▸ **Text passage**:
*** Begin section ***

November 8, 1997

Clinton To Name Gulf Illness Panel

Filed at 3:57 p.m. EST

By The Associated Press

WASHINGTON (AP) -- President Clinton, accepting harsh criticism of his Defense Department, moved Saturday to create a panel for monitoring Pentagon research into mysterious illnesses that have hit many veterans of the Persian Gulf War.

The president also promised to ask Congress for a new benefits system that would give veterans treatment and compensation for illnesses linked to service in the Gulf War ``even if we cannot identify the direct cause.''

More than $13 million in government research funds would be directed to new research on low-level exposure to chemical agents and other possible causes of the ailments dating to the United States' 1991 military campaign to force Iraqi troops out of Kuwait. Reported symptoms include immune problems, vertigo, memory loss, fatigue, diarrhea and insomnia.

``The men and women of our Armed Forces put everything on the line for us. I am determined that we show the same resolve for them,'' Clinton said in a statement coinciding with issuance of the final report of his Presidential Advisory Committee on Gulf War Veterans' Illnesses.

It was this committee that first recommended Clinton strip the Defense Department of lead authority in the project. Pentagon actions to date in investigating chemical exposures in the war, the committee said, ``had produced an atmosphere of mistrust surrounding every aspect of Gulf War veterans' illnesses.''

``The government's credibility ... continues to be challenged,'' the committee wrote in a summary of its report.

*** End section ***

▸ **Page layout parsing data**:
*** Begin section ***

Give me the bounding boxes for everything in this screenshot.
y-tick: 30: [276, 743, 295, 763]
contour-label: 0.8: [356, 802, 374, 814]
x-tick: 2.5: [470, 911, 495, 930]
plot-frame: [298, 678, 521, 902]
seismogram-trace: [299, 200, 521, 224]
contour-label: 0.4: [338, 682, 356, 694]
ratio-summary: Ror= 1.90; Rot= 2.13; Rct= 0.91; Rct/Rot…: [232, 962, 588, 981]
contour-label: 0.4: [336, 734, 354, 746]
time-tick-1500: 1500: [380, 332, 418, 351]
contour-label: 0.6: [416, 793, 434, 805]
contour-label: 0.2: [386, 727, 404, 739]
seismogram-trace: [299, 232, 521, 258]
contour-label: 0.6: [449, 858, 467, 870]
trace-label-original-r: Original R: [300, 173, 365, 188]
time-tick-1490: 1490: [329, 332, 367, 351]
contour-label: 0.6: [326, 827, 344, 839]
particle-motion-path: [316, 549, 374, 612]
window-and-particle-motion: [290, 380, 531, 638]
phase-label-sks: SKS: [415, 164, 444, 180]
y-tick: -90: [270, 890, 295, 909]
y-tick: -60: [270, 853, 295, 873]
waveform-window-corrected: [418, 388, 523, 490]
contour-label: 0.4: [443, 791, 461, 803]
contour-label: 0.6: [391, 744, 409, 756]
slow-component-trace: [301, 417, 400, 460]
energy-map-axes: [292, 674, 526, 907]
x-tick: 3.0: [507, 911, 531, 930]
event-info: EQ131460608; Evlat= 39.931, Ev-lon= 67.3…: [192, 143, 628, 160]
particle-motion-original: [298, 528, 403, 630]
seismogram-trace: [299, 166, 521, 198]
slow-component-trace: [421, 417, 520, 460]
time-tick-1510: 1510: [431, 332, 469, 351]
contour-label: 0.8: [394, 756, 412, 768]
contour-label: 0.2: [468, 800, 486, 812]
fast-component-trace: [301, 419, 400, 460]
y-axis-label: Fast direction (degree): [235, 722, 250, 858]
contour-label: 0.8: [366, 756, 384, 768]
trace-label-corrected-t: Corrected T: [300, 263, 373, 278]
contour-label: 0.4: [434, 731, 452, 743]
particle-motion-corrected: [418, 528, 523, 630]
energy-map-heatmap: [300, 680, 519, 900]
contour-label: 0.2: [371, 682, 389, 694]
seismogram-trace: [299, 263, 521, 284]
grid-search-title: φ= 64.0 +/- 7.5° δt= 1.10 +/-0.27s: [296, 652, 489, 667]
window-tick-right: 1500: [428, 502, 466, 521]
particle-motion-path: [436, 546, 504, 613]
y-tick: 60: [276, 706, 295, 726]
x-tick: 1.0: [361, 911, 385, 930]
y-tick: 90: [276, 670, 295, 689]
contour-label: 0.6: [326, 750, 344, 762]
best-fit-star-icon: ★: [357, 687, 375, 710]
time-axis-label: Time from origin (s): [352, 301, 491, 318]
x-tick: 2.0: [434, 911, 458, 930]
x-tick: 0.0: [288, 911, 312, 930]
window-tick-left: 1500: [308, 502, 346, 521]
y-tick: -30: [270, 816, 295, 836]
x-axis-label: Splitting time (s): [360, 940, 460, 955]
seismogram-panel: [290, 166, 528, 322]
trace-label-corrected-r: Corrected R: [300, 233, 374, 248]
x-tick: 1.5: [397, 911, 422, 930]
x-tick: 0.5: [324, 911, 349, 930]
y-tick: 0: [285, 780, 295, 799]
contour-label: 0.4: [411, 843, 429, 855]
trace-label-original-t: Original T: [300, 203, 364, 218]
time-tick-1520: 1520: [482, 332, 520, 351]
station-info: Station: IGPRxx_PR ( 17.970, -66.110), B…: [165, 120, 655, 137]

*** End section ***

▸ **Task set**:
(a) Recast the paragraph of the Gulf War illness article that begins "More than $13 million in government research funds" as a short bulleted list that keeps its main facts.
(b) For each statement below, decide whether the Gulf War illness article supports it. Answer yes or no and quote the deciding words.
(i) The advisory committee was the first to recommend that the Defense Department lose lead authority in the project.
(ii) Clinton released his statement a week before the committee issued its final report.
(iii) Memory loss is among the reported symptoms.
(c) Resume the Gulf War illness article, starting right after its last sentence.

▸ **Results in order**:
(a)
- Funding: more than $13 million in government research funds
- Research targets: low-level exposure to chemical agents and other possible causes of the ailments
- Origin of the ailments: the United States' 1991 military campaign to force Iraqi troops out of Kuwait
- Reported symptoms: immune problems, vertigo, memory loss, fatigue, diarrhea and insomnia

(b)
(i) Yes: "It was this committee that first recommended Clinton strip the Defense Department of lead authority in the project."
(ii) No: "in a statement coinciding with issuance of the final report of his Presidential Advisory Committee on Gulf War Veterans' Illnesses"
(iii) Yes: "Reported symptoms include immune problems, vertigo, memory loss, fatigue, diarrhea and insomnia."

(c)
The federal oversight board of five members would be led by former Sen. Warren Rudman, a New Hampshire Republican and already an adviser to Defense Secretary William Cohen on the matter, and would include retired Navy Adm. Elmo Zumwalt, administration officials said.

Zumwalt, whose formal appointment is still being cleared, fought to expand Agent Orange benefits to Vietnam vets.

Dr. Joyce Lashof, the committee chairman, said Gulf veterans ``can now feel confident that we are doing everything possible to understand their illnesses.''

``When we will have all the answers, whether we will ever have every answer to every nagging question, we just don't know. There's a great deal of research still going on,'' she added.

Under his Saturday directive, Clinton also asked the National Academy of Sciences to review research into possible connections between reported illnesses and service in the Persian Gulf.

He also instructed the Defense Department to create a new program of lifelong, comprehensive medical records for all members of the Armed Forces in order to monitor troops and hazards in future conflicts.